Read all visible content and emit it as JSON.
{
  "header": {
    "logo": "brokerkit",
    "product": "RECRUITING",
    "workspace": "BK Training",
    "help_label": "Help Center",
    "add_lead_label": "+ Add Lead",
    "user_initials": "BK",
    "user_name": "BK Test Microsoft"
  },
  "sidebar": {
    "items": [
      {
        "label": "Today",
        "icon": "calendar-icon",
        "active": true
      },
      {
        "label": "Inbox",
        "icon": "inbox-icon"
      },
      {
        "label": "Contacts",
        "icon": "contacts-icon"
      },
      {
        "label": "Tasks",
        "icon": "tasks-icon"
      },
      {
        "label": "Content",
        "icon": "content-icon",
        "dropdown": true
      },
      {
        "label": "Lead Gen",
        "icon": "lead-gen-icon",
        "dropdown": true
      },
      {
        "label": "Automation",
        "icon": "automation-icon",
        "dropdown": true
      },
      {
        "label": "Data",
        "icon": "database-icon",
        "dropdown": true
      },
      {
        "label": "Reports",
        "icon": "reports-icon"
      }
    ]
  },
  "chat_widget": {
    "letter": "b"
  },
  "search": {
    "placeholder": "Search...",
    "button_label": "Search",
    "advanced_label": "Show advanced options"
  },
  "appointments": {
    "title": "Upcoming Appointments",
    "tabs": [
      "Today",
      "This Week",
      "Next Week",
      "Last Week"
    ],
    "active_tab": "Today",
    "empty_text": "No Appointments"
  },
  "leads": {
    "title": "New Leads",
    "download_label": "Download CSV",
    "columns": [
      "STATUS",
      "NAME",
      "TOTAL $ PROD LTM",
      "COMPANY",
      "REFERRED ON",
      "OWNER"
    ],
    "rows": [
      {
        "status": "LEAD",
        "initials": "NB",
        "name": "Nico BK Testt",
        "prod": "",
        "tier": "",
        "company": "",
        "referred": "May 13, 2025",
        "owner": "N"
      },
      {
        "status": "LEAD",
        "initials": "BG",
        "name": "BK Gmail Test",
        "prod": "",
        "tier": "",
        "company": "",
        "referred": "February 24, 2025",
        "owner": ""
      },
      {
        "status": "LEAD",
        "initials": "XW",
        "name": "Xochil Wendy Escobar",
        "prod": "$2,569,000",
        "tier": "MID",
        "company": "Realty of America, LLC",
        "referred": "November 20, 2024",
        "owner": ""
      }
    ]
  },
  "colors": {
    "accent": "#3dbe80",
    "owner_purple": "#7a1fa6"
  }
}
--------------------
SET TASK:
Restate every line of the data word for word.

FINAL ANSWER:
Read all visible content and emit it as JSON.
{
  "header": {
    "logo": "brokerkit",
    "product": "RECRUITING",
    "workspace": "BK Training",
    "help_label": "Help Center",
    "add_lead_label": "+ Add Lead",
    "user_initials": "BK",
    "user_name": "BK Test Microsoft"
  },
  "sidebar": {
    "items": [
      {
        "label": "Today",
        "icon": "calendar-icon",
        "active": true
      },
      {
        "label": "Inbox",
        "icon": "inbox-icon"
      },
      {
        "label": "Contacts",
        "icon": "contacts-icon"
      },
      {
        "label": "Tasks",
        "icon": "tasks-icon"
      },
      {
        "label": "Content",
        "icon": "content-icon",
        "dropdown": true
      },
      {
        "label": "Lead Gen",
        "icon": "lead-gen-icon",
        "dropdown": true
      },
      {
        "label": "Automation",
        "icon": "automation-icon",
        "dropdown": true
      },
      {
        "label": "Data",
        "icon": "database-icon",
        "dropdown": true
      },
      {
        "label": "Reports",
        "icon": "reports-icon"
      }
    ]
  },
  "chat_widget": {
    "letter": "b"
  },
  "search": {
    "placeholder": "Search...",
    "button_label": "Search",
    "advanced_label": "Show advanced options"
  },
  "appointments": {
    "title": "Upcoming Appointments",
    "tabs": [
      "Today",
      "This Week",
      "Next Week",
      "Last Week"
    ],
    "active_tab": "Today",
    "empty_text": "No Appointments"
  },
  "leads": {
    "title": "New Leads",
    "download_label": "Download CSV",
    "columns": [
      "STATUS",
      "NAME",
      "TOTAL $ PROD LTM",
      "COMPANY",
      "REFERRED ON",
      "OWNER"
    ],
    "rows": [
      {
        "status": "LEAD",
        "initials": "NB",
        "name": "Nico BK Testt",
        "prod": "",
        "tier": "",
        "company": "",
        "referred": "May 13, 2025",
        "owner": "N"
      },
      {
        "status": "LEAD",
        "initials": "BG",
        "name": "BK Gmail Test",
        "prod": "",
        "tier": "",
        "company": "",
        "referred": "February 24, 2025",
        "owner": ""
      },
      {
        "status": "LEAD",
        "initials": "XW",
        "name": "Xochil Wendy Escobar",
        "prod": "$2,569,000",
        "tier": "MID",
        "company": "Realty of America, LLC",
        "referred": "November 20, 2024",
        "owner": ""
      }
    ]
  },
  "colors": {
    "accent": "#3dbe80",
    "owner_purple": "#7a1fa6"
  }
}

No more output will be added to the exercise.